(Chart and figure data)
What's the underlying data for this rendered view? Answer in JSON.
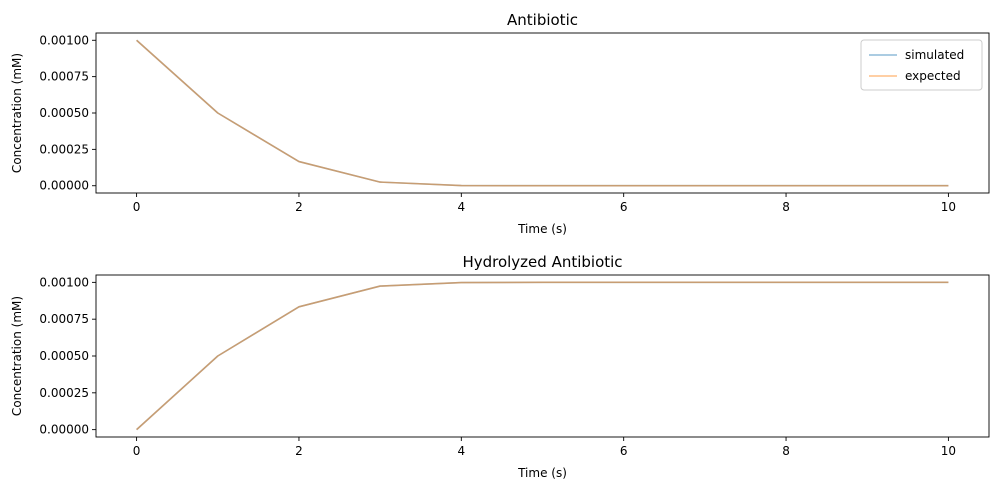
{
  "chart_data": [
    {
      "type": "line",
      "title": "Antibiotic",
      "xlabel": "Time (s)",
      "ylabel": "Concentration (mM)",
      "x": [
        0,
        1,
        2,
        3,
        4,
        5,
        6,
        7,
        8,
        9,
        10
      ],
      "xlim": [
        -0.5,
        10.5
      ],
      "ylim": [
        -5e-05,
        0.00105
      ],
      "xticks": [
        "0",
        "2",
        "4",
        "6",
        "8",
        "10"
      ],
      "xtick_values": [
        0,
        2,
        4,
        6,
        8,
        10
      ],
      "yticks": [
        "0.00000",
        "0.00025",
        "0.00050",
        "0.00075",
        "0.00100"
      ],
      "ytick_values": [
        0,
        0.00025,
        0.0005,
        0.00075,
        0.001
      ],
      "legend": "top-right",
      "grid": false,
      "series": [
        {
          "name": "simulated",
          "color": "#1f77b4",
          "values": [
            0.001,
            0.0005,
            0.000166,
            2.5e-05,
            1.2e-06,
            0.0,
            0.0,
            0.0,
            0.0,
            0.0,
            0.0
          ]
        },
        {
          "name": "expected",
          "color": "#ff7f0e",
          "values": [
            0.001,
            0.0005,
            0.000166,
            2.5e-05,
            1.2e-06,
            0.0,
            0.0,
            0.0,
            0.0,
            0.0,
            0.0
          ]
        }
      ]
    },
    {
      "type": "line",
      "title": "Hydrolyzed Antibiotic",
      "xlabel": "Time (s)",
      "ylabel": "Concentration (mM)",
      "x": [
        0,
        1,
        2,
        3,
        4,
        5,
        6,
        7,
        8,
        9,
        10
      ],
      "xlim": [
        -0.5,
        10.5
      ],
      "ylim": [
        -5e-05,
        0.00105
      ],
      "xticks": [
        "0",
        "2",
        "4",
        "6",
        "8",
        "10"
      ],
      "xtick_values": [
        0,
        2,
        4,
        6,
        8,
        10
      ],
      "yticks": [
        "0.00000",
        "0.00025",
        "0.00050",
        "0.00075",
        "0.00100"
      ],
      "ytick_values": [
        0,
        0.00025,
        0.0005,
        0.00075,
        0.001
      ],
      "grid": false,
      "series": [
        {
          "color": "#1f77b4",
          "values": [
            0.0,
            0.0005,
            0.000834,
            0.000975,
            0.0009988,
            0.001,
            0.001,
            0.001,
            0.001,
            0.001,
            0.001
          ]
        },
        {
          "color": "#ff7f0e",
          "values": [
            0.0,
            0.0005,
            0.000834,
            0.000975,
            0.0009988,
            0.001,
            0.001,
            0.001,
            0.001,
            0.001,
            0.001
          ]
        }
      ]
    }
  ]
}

_What is being asked_
Reproduce the data verbatim. Do not carry any picture into the copy.

_Task answer_
What's the underlying data for this rendered view? Answer in JSON.
{
  "chart_data": [
    {
      "type": "line",
      "title": "Antibiotic",
      "xlabel": "Time (s)",
      "ylabel": "Concentration (mM)",
      "x": [
        0,
        1,
        2,
        3,
        4,
        5,
        6,
        7,
        8,
        9,
        10
      ],
      "xlim": [
        -0.5,
        10.5
      ],
      "ylim": [
        -5e-05,
        0.00105
      ],
      "xticks": [
        "0",
        "2",
        "4",
        "6",
        "8",
        "10"
      ],
      "xtick_values": [
        0,
        2,
        4,
        6,
        8,
        10
      ],
      "yticks": [
        "0.00000",
        "0.00025",
        "0.00050",
        "0.00075",
        "0.00100"
      ],
      "ytick_values": [
        0,
        0.00025,
        0.0005,
        0.00075,
        0.001
      ],
      "legend": "top-right",
      "grid": false,
      "series": [
        {
          "name": "simulated",
          "color": "#1f77b4",
          "values": [
            0.001,
            0.0005,
            0.000166,
            2.5e-05,
            1.2e-06,
            0.0,
            0.0,
            0.0,
            0.0,
            0.0,
            0.0
          ]
        },
        {
          "name": "expected",
          "color": "#ff7f0e",
          "values": [
            0.001,
            0.0005,
            0.000166,
            2.5e-05,
            1.2e-06,
            0.0,
            0.0,
            0.0,
            0.0,
            0.0,
            0.0
          ]
        }
      ]
    },
    {
      "type": "line",
      "title": "Hydrolyzed Antibiotic",
      "xlabel": "Time (s)",
      "ylabel": "Concentration (mM)",
      "x": [
        0,
        1,
        2,
        3,
        4,
        5,
        6,
        7,
        8,
        9,
        10
      ],
      "xlim": [
        -0.5,
        10.5
      ],
      "ylim": [
        -5e-05,
        0.00105
      ],
      "xticks": [
        "0",
        "2",
        "4",
        "6",
        "8",
        "10"
      ],
      "xtick_values": [
        0,
        2,
        4,
        6,
        8,
        10
      ],
      "yticks": [
        "0.00000",
        "0.00025",
        "0.00050",
        "0.00075",
        "0.00100"
      ],
      "ytick_values": [
        0,
        0.00025,
        0.0005,
        0.00075,
        0.001
      ],
      "grid": false,
      "series": [
        {
          "color": "#1f77b4",
          "values": [
            0.0,
            0.0005,
            0.000834,
            0.000975,
            0.0009988,
            0.001,
            0.001,
            0.001,
            0.001,
            0.001,
            0.001
          ]
        },
        {
          "color": "#ff7f0e",
          "values": [
            0.0,
            0.0005,
            0.000834,
            0.000975,
            0.0009988,
            0.001,
            0.001,
            0.001,
            0.001,
            0.001,
            0.001
          ]
        }
      ]
    }
  ]
}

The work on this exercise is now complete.